> [Work required]: Check each line of the records below and collect those holding "cone".
•••
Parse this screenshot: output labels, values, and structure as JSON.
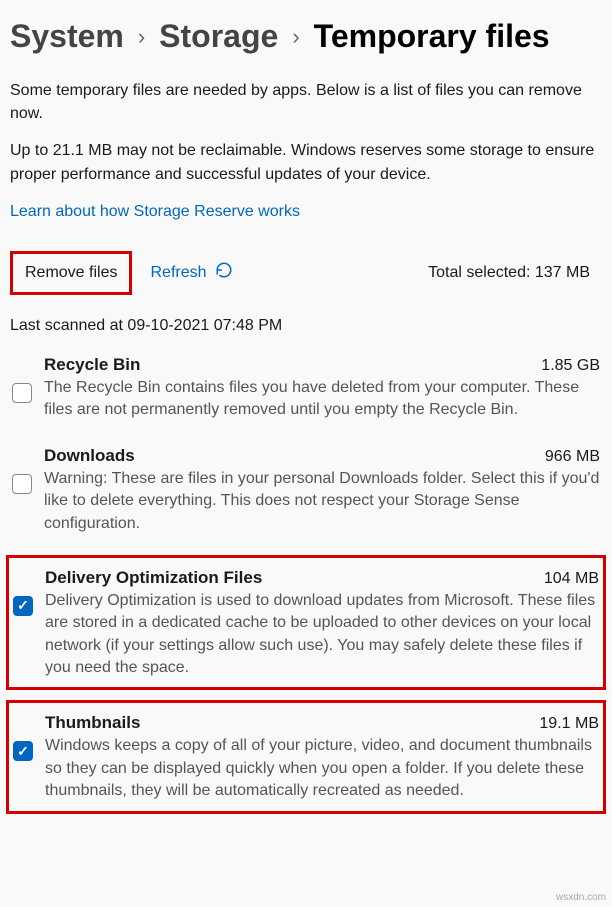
{
  "breadcrumb": {
    "level1": "System",
    "level2": "Storage",
    "current": "Temporary files"
  },
  "intro": {
    "p1": "Some temporary files are needed by apps. Below is a list of files you can remove now.",
    "p2": "Up to 21.1 MB may not be reclaimable. Windows reserves some storage to ensure proper performance and successful updates of your device.",
    "link": "Learn about how Storage Reserve works"
  },
  "actions": {
    "remove": "Remove files",
    "refresh": "Refresh",
    "total_label": "Total selected: 137 MB"
  },
  "last_scanned": "Last scanned at 09-10-2021 07:48 PM",
  "items": [
    {
      "title": "Recycle Bin",
      "size": "1.85 GB",
      "desc": "The Recycle Bin contains files you have deleted from your computer. These files are not permanently removed until you empty the Recycle Bin.",
      "checked": false,
      "highlighted": false
    },
    {
      "title": "Downloads",
      "size": "966 MB",
      "desc": "Warning: These are files in your personal Downloads folder. Select this if you'd like to delete everything. This does not respect your Storage Sense configuration.",
      "checked": false,
      "highlighted": false
    },
    {
      "title": "Delivery Optimization Files",
      "size": "104 MB",
      "desc": "Delivery Optimization is used to download updates from Microsoft. These files are stored in a dedicated cache to be uploaded to other devices on your local network (if your settings allow such use). You may safely delete these files if you need the space.",
      "checked": true,
      "highlighted": true
    },
    {
      "title": "Thumbnails",
      "size": "19.1 MB",
      "desc": "Windows keeps a copy of all of your picture, video, and document thumbnails so they can be displayed quickly when you open a folder. If you delete these thumbnails, they will be automatically recreated as needed.",
      "checked": true,
      "highlighted": true
    }
  ],
  "watermark": "wsxdn.com"
}
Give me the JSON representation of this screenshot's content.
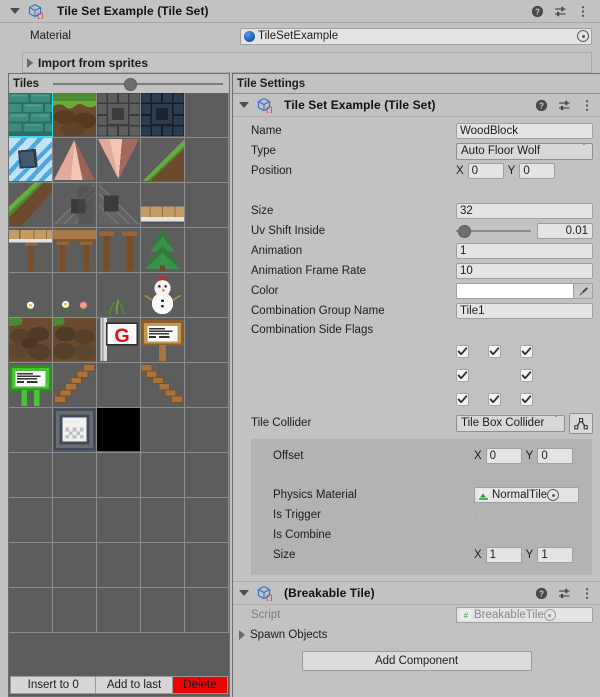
{
  "header": {
    "title": "Tile Set Example (Tile Set)",
    "icon": "scriptable-object-cube-icon",
    "help_icon": "help-icon",
    "preset_icon": "preset-icon",
    "menu_icon": "kebab-menu-icon"
  },
  "material_row": {
    "label": "Material",
    "value": "TileSetExample"
  },
  "import_bar": {
    "label": "Import from sprites"
  },
  "tiles_panel": {
    "title": "Tiles",
    "zoom_slider_percent": 42,
    "selected_index": 0,
    "footer": {
      "insert_label": "Insert to 0",
      "add_label": "Add to last",
      "delete_label": "Delete",
      "delete_color": "#f00000"
    },
    "tiles": [
      {
        "name": "teal-brick",
        "art": "teal-brick"
      },
      {
        "name": "grass-dirt",
        "art": "grass-dirt"
      },
      {
        "name": "gray-stone-brick",
        "art": "gray-stone"
      },
      {
        "name": "blue-stone-brick",
        "art": "blue-stone"
      },
      {
        "name": "empty",
        "art": ""
      },
      {
        "name": "blue-stripe-hole",
        "art": "blue-stripe"
      },
      {
        "name": "pink-cone-up",
        "art": "cone-up"
      },
      {
        "name": "pink-cone-down",
        "art": "cone-down"
      },
      {
        "name": "grass-slope",
        "art": "grass-slope"
      },
      {
        "name": "empty",
        "art": ""
      },
      {
        "name": "grass-slope-2",
        "art": "grass-slope2"
      },
      {
        "name": "stone-roof",
        "art": "stone-roof"
      },
      {
        "name": "stone-roof-right",
        "art": "stone-roof-r"
      },
      {
        "name": "wood-plank-top",
        "art": "plank"
      },
      {
        "name": "empty",
        "art": ""
      },
      {
        "name": "wood-platform-left",
        "art": "platform-l"
      },
      {
        "name": "wood-platform-mid",
        "art": "platform-m"
      },
      {
        "name": "wood-pillars",
        "art": "pillars"
      },
      {
        "name": "pine-tree",
        "art": "tree"
      },
      {
        "name": "empty",
        "art": ""
      },
      {
        "name": "flower-white",
        "art": "flower1"
      },
      {
        "name": "flowers-pair",
        "art": "flower2"
      },
      {
        "name": "grass-sprout",
        "art": "sprout"
      },
      {
        "name": "snowman",
        "art": "snowman"
      },
      {
        "name": "empty",
        "art": ""
      },
      {
        "name": "rock-ground",
        "art": "rocks"
      },
      {
        "name": "rock-ground-2",
        "art": "rocks2"
      },
      {
        "name": "goal-flag",
        "art": "flag"
      },
      {
        "name": "sign-post",
        "art": "sign"
      },
      {
        "name": "empty",
        "art": ""
      },
      {
        "name": "sign-green",
        "art": "sign-green"
      },
      {
        "name": "stairs-up",
        "art": "stairs"
      },
      {
        "name": "empty",
        "art": ""
      },
      {
        "name": "stairs-up-2",
        "art": "stairs2"
      },
      {
        "name": "empty",
        "art": ""
      },
      {
        "name": "empty",
        "art": ""
      },
      {
        "name": "window-frame",
        "art": "window"
      },
      {
        "name": "black-block",
        "art": "black"
      },
      {
        "name": "empty",
        "art": ""
      },
      {
        "name": "empty",
        "art": ""
      },
      {
        "name": "empty",
        "art": ""
      },
      {
        "name": "empty",
        "art": ""
      },
      {
        "name": "empty",
        "art": ""
      },
      {
        "name": "empty",
        "art": ""
      },
      {
        "name": "empty",
        "art": ""
      },
      {
        "name": "empty",
        "art": ""
      },
      {
        "name": "empty",
        "art": ""
      },
      {
        "name": "empty",
        "art": ""
      },
      {
        "name": "empty",
        "art": ""
      },
      {
        "name": "empty",
        "art": ""
      },
      {
        "name": "empty",
        "art": ""
      },
      {
        "name": "empty",
        "art": ""
      },
      {
        "name": "empty",
        "art": ""
      },
      {
        "name": "empty",
        "art": ""
      },
      {
        "name": "empty",
        "art": ""
      },
      {
        "name": "empty",
        "art": ""
      },
      {
        "name": "empty",
        "art": ""
      },
      {
        "name": "empty",
        "art": ""
      },
      {
        "name": "empty",
        "art": ""
      },
      {
        "name": "empty",
        "art": ""
      }
    ]
  },
  "settings_panel": {
    "title": "Tile Settings",
    "component": {
      "title": "Tile Set Example (Tile Set)"
    },
    "name": {
      "label": "Name",
      "value": "WoodBlock"
    },
    "type": {
      "label": "Type",
      "value": "Auto Floor Wolf"
    },
    "position": {
      "label": "Position",
      "x_label": "X",
      "x": "0",
      "y_label": "Y",
      "y": "0"
    },
    "size": {
      "label": "Size",
      "value": "32"
    },
    "uv_shift": {
      "label": "Uv Shift Inside",
      "value": "0.01",
      "slider_percent": 3
    },
    "animation": {
      "label": "Animation",
      "value": "1"
    },
    "animation_frame_rate": {
      "label": "Animation Frame Rate",
      "value": "10"
    },
    "color": {
      "label": "Color",
      "value": "#ffffff",
      "eyedropper_icon": "eyedropper-icon"
    },
    "combination_group_name": {
      "label": "Combination Group Name",
      "value": "Tile1"
    },
    "combination_side_flags": {
      "label": "Combination Side Flags",
      "rows": [
        [
          true,
          true,
          true
        ],
        [
          true,
          null,
          true
        ],
        [
          true,
          true,
          true
        ]
      ]
    },
    "tile_collider": {
      "label": "Tile Collider",
      "value": "Tile Box Collider",
      "edit_icon": "edit-collider-icon"
    },
    "collider_box": {
      "offset": {
        "label": "Offset",
        "x_label": "X",
        "x": "0",
        "y_label": "Y",
        "y": "0"
      },
      "physics_material": {
        "label": "Physics Material",
        "value": "NormalTile"
      },
      "is_trigger": {
        "label": "Is Trigger",
        "checked": false
      },
      "is_combine": {
        "label": "Is Combine",
        "checked": false
      },
      "size": {
        "label": "Size",
        "x_label": "X",
        "x": "1",
        "y_label": "Y",
        "y": "1"
      }
    }
  },
  "breakable_component": {
    "title": "(Breakable Tile)",
    "script": {
      "label": "Script",
      "value": "BreakableTile"
    },
    "spawn_objects": {
      "label": "Spawn Objects"
    }
  },
  "add_component": {
    "label": "Add Component"
  }
}
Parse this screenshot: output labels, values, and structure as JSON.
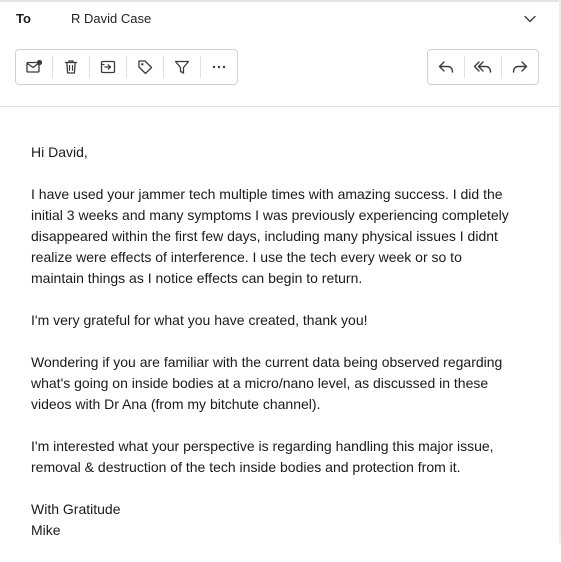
{
  "header": {
    "to_label": "To",
    "recipient": "R David Case",
    "expand_icon": "chevron-down-icon"
  },
  "toolbar": {
    "left": [
      {
        "name": "mark-unread",
        "icon": "envelope-dot-icon"
      },
      {
        "name": "delete",
        "icon": "trash-icon"
      },
      {
        "name": "move",
        "icon": "move-to-folder-icon"
      },
      {
        "name": "tag",
        "icon": "tag-icon"
      },
      {
        "name": "filter",
        "icon": "filter-icon"
      },
      {
        "name": "more",
        "icon": "more-horizontal-icon"
      }
    ],
    "right": [
      {
        "name": "reply",
        "icon": "reply-icon"
      },
      {
        "name": "reply-all",
        "icon": "reply-all-icon"
      },
      {
        "name": "forward",
        "icon": "forward-icon"
      }
    ]
  },
  "message": {
    "greeting": "Hi David,",
    "paragraph1": [
      "I have used your jammer tech multiple times with amazing success. I did the",
      "initial 3 weeks and many symptoms I was previously experiencing completely",
      "disappeared within the first few days, including many physical issues I didnt",
      "realize were effects of interference. I use the tech every week or so to",
      "maintain things as I notice effects can begin to return."
    ],
    "paragraph2": "I'm very grateful for what you have created, thank you!",
    "paragraph3": [
      "Wondering if you are familiar with the current data being observed regarding",
      "what's going on inside bodies at a micro/nano level, as discussed in these",
      "videos with Dr Ana (from my bitchute channel)."
    ],
    "paragraph4": [
      "I'm interested what your perspective is regarding handling this major issue,",
      "removal & destruction of the tech inside bodies and protection from it."
    ],
    "closing": "With Gratitude",
    "signature": "Mike"
  },
  "colors": {
    "icon": "#3a3a3a",
    "border": "#d2d2d2",
    "text": "#1a1a1a"
  }
}
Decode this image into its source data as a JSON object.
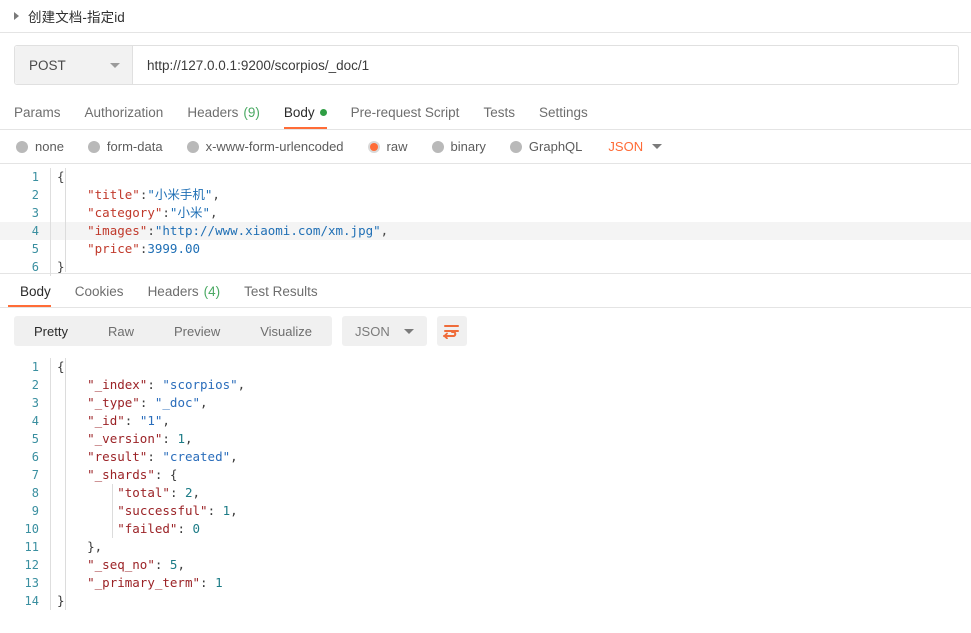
{
  "breadcrumb": {
    "icon": "triangle-right-icon",
    "title": "创建文档-指定id"
  },
  "request": {
    "method": "POST",
    "method_caret_icon": "chevron-down-icon",
    "url": "http://127.0.0.1:9200/scorpios/_doc/1",
    "url_placeholder": "Enter request URL",
    "tabs": [
      {
        "label": "Params",
        "active": false
      },
      {
        "label": "Authorization",
        "active": false
      },
      {
        "label": "Headers",
        "count": "(9)",
        "active": false
      },
      {
        "label": "Body",
        "active": true,
        "dot": true
      },
      {
        "label": "Pre-request Script",
        "active": false
      },
      {
        "label": "Tests",
        "active": false
      },
      {
        "label": "Settings",
        "active": false
      }
    ],
    "body_types": [
      {
        "label": "none",
        "selected": false
      },
      {
        "label": "form-data",
        "selected": false
      },
      {
        "label": "x-www-form-urlencoded",
        "selected": false
      },
      {
        "label": "raw",
        "selected": true
      },
      {
        "label": "binary",
        "selected": false
      },
      {
        "label": "GraphQL",
        "selected": false
      }
    ],
    "format": "JSON",
    "format_caret_icon": "chevron-down-icon",
    "body_lines": [
      {
        "n": "1",
        "text": "{"
      },
      {
        "n": "2",
        "text": "    \"title\":\"小米手机\","
      },
      {
        "n": "3",
        "text": "    \"category\":\"小米\","
      },
      {
        "n": "4",
        "text": "    \"images\":\"http://www.xiaomi.com/xm.jpg\","
      },
      {
        "n": "5",
        "text": "    \"price\":3999.00"
      },
      {
        "n": "6",
        "text": "}"
      }
    ]
  },
  "response": {
    "tabs": [
      {
        "label": "Body",
        "active": true
      },
      {
        "label": "Cookies",
        "active": false
      },
      {
        "label": "Headers",
        "count": "(4)",
        "active": false
      },
      {
        "label": "Test Results",
        "active": false
      }
    ],
    "viewers": [
      {
        "label": "Pretty",
        "active": true
      },
      {
        "label": "Raw",
        "active": false
      },
      {
        "label": "Preview",
        "active": false
      },
      {
        "label": "Visualize",
        "active": false
      }
    ],
    "format": "JSON",
    "format_caret_icon": "chevron-down-icon",
    "wrap_icon": "word-wrap-icon",
    "body_lines": [
      {
        "n": "1",
        "text": "{"
      },
      {
        "n": "2",
        "text": "    \"_index\": \"scorpios\","
      },
      {
        "n": "3",
        "text": "    \"_type\": \"_doc\","
      },
      {
        "n": "4",
        "text": "    \"_id\": \"1\","
      },
      {
        "n": "5",
        "text": "    \"_version\": 1,"
      },
      {
        "n": "6",
        "text": "    \"result\": \"created\","
      },
      {
        "n": "7",
        "text": "    \"_shards\": {"
      },
      {
        "n": "8",
        "text": "        \"total\": 2,"
      },
      {
        "n": "9",
        "text": "        \"successful\": 1,"
      },
      {
        "n": "10",
        "text": "        \"failed\": 0"
      },
      {
        "n": "11",
        "text": "    },"
      },
      {
        "n": "12",
        "text": "    \"_seq_no\": 5,"
      },
      {
        "n": "13",
        "text": "    \"_primary_term\": 1"
      },
      {
        "n": "14",
        "text": "}"
      }
    ]
  },
  "colors": {
    "accent": "#ff6c37",
    "green": "#2f9e44",
    "count_green": "#4aa963",
    "gutter": "#3a8fa0"
  }
}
•••
> [Exercise solution]:
        "name": "pink-cone-up",
        "art": "cone-up"
        "name": "pink-cone-down",
        "art": "cone-down"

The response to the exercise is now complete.